- Exercise description -
Every record needs to be restated word for word.

- Information shown -
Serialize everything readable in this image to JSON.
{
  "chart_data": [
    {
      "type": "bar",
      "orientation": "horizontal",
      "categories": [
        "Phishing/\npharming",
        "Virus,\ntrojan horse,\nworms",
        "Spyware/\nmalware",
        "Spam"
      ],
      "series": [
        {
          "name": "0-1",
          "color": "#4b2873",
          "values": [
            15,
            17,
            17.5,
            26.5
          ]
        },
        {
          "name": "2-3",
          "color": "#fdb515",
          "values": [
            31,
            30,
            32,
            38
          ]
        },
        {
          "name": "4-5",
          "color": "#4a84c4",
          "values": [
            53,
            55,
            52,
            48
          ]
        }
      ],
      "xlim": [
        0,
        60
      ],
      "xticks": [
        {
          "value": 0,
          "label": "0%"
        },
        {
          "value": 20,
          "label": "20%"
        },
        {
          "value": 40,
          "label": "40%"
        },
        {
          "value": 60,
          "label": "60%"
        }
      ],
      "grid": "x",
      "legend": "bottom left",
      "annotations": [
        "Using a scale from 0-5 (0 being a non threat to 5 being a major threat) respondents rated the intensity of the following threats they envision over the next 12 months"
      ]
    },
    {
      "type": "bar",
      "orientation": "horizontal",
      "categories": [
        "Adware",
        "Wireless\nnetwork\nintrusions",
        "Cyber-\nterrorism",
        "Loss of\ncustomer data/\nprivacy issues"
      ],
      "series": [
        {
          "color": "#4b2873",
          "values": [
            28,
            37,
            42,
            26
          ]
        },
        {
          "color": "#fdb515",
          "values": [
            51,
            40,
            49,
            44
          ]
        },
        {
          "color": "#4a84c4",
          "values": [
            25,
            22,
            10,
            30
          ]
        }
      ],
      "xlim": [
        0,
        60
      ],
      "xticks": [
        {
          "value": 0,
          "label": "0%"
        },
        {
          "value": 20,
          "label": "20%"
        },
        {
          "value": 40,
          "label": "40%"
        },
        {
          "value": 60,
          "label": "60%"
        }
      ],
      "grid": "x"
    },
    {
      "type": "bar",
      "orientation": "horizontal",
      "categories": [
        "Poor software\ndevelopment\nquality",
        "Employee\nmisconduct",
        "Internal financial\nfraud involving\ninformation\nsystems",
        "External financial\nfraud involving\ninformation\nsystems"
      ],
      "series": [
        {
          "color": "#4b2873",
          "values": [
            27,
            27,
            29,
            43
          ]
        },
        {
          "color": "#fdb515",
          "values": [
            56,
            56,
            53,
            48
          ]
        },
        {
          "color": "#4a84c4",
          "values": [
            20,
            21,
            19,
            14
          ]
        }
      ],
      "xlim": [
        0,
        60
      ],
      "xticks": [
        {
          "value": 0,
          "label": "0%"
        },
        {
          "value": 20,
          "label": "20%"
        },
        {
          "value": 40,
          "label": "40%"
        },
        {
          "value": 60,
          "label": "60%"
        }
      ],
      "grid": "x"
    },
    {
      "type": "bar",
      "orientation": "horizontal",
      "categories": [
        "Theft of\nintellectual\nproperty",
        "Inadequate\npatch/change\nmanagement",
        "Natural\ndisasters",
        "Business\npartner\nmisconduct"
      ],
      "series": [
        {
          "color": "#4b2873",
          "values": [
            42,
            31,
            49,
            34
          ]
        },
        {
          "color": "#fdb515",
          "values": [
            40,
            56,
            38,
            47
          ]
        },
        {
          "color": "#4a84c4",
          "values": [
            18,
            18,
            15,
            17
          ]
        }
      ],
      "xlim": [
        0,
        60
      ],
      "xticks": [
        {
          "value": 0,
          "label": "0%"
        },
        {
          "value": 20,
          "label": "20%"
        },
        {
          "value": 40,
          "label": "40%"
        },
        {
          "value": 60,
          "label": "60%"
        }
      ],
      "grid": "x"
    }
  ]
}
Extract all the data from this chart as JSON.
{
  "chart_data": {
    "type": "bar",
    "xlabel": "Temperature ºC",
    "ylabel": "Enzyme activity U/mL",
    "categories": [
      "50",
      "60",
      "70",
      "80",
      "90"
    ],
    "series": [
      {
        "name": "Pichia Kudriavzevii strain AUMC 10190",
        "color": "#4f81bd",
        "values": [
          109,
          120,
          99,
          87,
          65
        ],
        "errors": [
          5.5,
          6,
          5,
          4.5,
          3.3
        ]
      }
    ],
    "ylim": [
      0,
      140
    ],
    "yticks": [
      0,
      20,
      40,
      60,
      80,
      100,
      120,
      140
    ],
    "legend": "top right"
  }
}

- Output of the task -
Serialize everything readable in this image to JSON.
{
  "chart_data": [
    {
      "type": "bar",
      "orientation": "horizontal",
      "categories": [
        "Phishing/\npharming",
        "Virus,\ntrojan horse,\nworms",
        "Spyware/\nmalware",
        "Spam"
      ],
      "series": [
        {
          "name": "0-1",
          "color": "#4b2873",
          "values": [
            15,
            17,
            17.5,
            26.5
          ]
        },
        {
          "name": "2-3",
          "color": "#fdb515",
          "values": [
            31,
            30,
            32,
            38
          ]
        },
        {
          "name": "4-5",
          "color": "#4a84c4",
          "values": [
            53,
            55,
            52,
            48
          ]
        }
      ],
      "xlim": [
        0,
        60
      ],
      "xticks": [
        {
          "value": 0,
          "label": "0%"
        },
        {
          "value": 20,
          "label": "20%"
        },
        {
          "value": 40,
          "label": "40%"
        },
        {
          "value": 60,
          "label": "60%"
        }
      ],
      "grid": "x",
      "legend": "bottom left",
      "annotations": [
        "Using a scale from 0-5 (0 being a non threat to 5 being a major threat) respondents rated the intensity of the following threats they envision over the next 12 months"
      ]
    },
    {
      "type": "bar",
      "orientation": "horizontal",
      "categories": [
        "Adware",
        "Wireless\nnetwork\nintrusions",
        "Cyber-\nterrorism",
        "Loss of\ncustomer data/\nprivacy issues"
      ],
      "series": [
        {
          "color": "#4b2873",
          "values": [
            28,
            37,
            42,
            26
          ]
        },
        {
          "color": "#fdb515",
          "values": [
            51,
            40,
            49,
            44
          ]
        },
        {
          "color": "#4a84c4",
          "values": [
            25,
            22,
            10,
            30
          ]
        }
      ],
      "xlim": [
        0,
        60
      ],
      "xticks": [
        {
          "value": 0,
          "label": "0%"
        },
        {
          "value": 20,
          "label": "20%"
        },
        {
          "value": 40,
          "label": "40%"
        },
        {
          "value": 60,
          "label": "60%"
        }
      ],
      "grid": "x"
    },
    {
      "type": "bar",
      "orientation": "horizontal",
      "categories": [
        "Poor software\ndevelopment\nquality",
        "Employee\nmisconduct",
        "Internal financial\nfraud involving\ninformation\nsystems",
        "External financial\nfraud involving\ninformation\nsystems"
      ],
      "series": [
        {
          "color": "#4b2873",
          "values": [
            27,
            27,
            29,
            43
          ]
        },
        {
          "color": "#fdb515",
          "values": [
            56,
            56,
            53,
            48
          ]
        },
        {
          "color": "#4a84c4",
          "values": [
            20,
            21,
            19,
            14
          ]
        }
      ],
      "xlim": [
        0,
        60
      ],
      "xticks": [
        {
          "value": 0,
          "label": "0%"
        },
        {
          "value": 20,
          "label": "20%"
        },
        {
          "value": 40,
          "label": "40%"
        },
        {
          "value": 60,
          "label": "60%"
        }
      ],
      "grid": "x"
    },
    {
      "type": "bar",
      "orientation": "horizontal",
      "categories": [
        "Theft of\nintellectual\nproperty",
        "Inadequate\npatch/change\nmanagement",
        "Natural\ndisasters",
        "Business\npartner\nmisconduct"
      ],
      "series": [
        {
          "color": "#4b2873",
          "values": [
            42,
            31,
            49,
            34
          ]
        },
        {
          "color": "#fdb515",
          "values": [
            40,
            56,
            38,
            47
          ]
        },
        {
          "color": "#4a84c4",
          "values": [
            18,
            18,
            15,
            17
          ]
        }
      ],
      "xlim": [
        0,
        60
      ],
      "xticks": [
        {
          "value": 0,
          "label": "0%"
        },
        {
          "value": 20,
          "label": "20%"
        },
        {
          "value": 40,
          "label": "40%"
        },
        {
          "value": 60,
          "label": "60%"
        }
      ],
      "grid": "x"
    }
  ]
}
Extract all the data from this chart as JSON.
{
  "chart_data": {
    "type": "bar",
    "xlabel": "Temperature ºC",
    "ylabel": "Enzyme activity U/mL",
    "categories": [
      "50",
      "60",
      "70",
      "80",
      "90"
    ],
    "series": [
      {
        "name": "Pichia Kudriavzevii strain AUMC 10190",
        "color": "#4f81bd",
        "values": [
          109,
          120,
          99,
          87,
          65
        ],
        "errors": [
          5.5,
          6,
          5,
          4.5,
          3.3
        ]
      }
    ],
    "ylim": [
      0,
      140
    ],
    "yticks": [
      0,
      20,
      40,
      60,
      80,
      100,
      120,
      140
    ],
    "legend": "top right"
  }
}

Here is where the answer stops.